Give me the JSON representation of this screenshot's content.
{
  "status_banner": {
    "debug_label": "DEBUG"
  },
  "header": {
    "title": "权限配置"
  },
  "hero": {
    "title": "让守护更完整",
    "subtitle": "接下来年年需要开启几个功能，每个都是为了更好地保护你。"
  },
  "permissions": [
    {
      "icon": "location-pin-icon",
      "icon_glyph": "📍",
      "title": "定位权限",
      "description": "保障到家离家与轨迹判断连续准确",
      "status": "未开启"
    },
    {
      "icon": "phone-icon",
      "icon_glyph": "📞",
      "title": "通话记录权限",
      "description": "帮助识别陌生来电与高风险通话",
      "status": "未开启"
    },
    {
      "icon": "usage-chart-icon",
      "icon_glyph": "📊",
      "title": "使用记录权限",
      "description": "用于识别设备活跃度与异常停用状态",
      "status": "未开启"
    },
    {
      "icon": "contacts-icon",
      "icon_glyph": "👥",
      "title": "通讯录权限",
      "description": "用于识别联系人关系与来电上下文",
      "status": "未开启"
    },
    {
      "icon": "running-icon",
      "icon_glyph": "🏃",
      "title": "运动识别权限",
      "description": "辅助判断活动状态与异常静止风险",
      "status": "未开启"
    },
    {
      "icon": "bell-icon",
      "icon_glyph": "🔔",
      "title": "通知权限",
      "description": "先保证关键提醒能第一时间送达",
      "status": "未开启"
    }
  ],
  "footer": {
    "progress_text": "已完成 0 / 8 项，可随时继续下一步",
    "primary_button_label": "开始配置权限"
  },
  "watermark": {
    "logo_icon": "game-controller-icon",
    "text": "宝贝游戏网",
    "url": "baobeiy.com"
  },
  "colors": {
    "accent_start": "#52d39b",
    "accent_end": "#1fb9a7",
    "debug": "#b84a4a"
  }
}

Stated exercise —
Write out every line from the records above, word for word.

Solution for this exercise —
Give me the JSON representation of this screenshot's content.
{
  "status_banner": {
    "debug_label": "DEBUG"
  },
  "header": {
    "title": "权限配置"
  },
  "hero": {
    "title": "让守护更完整",
    "subtitle": "接下来年年需要开启几个功能，每个都是为了更好地保护你。"
  },
  "permissions": [
    {
      "icon": "location-pin-icon",
      "icon_glyph": "📍",
      "title": "定位权限",
      "description": "保障到家离家与轨迹判断连续准确",
      "status": "未开启"
    },
    {
      "icon": "phone-icon",
      "icon_glyph": "📞",
      "title": "通话记录权限",
      "description": "帮助识别陌生来电与高风险通话",
      "status": "未开启"
    },
    {
      "icon": "usage-chart-icon",
      "icon_glyph": "📊",
      "title": "使用记录权限",
      "description": "用于识别设备活跃度与异常停用状态",
      "status": "未开启"
    },
    {
      "icon": "contacts-icon",
      "icon_glyph": "👥",
      "title": "通讯录权限",
      "description": "用于识别联系人关系与来电上下文",
      "status": "未开启"
    },
    {
      "icon": "running-icon",
      "icon_glyph": "🏃",
      "title": "运动识别权限",
      "description": "辅助判断活动状态与异常静止风险",
      "status": "未开启"
    },
    {
      "icon": "bell-icon",
      "icon_glyph": "🔔",
      "title": "通知权限",
      "description": "先保证关键提醒能第一时间送达",
      "status": "未开启"
    }
  ],
  "footer": {
    "progress_text": "已完成 0 / 8 项，可随时继续下一步",
    "primary_button_label": "开始配置权限"
  },
  "watermark": {
    "logo_icon": "game-controller-icon",
    "text": "宝贝游戏网",
    "url": "baobeiy.com"
  },
  "colors": {
    "accent_start": "#52d39b",
    "accent_end": "#1fb9a7",
    "debug": "#b84a4a"
  }
}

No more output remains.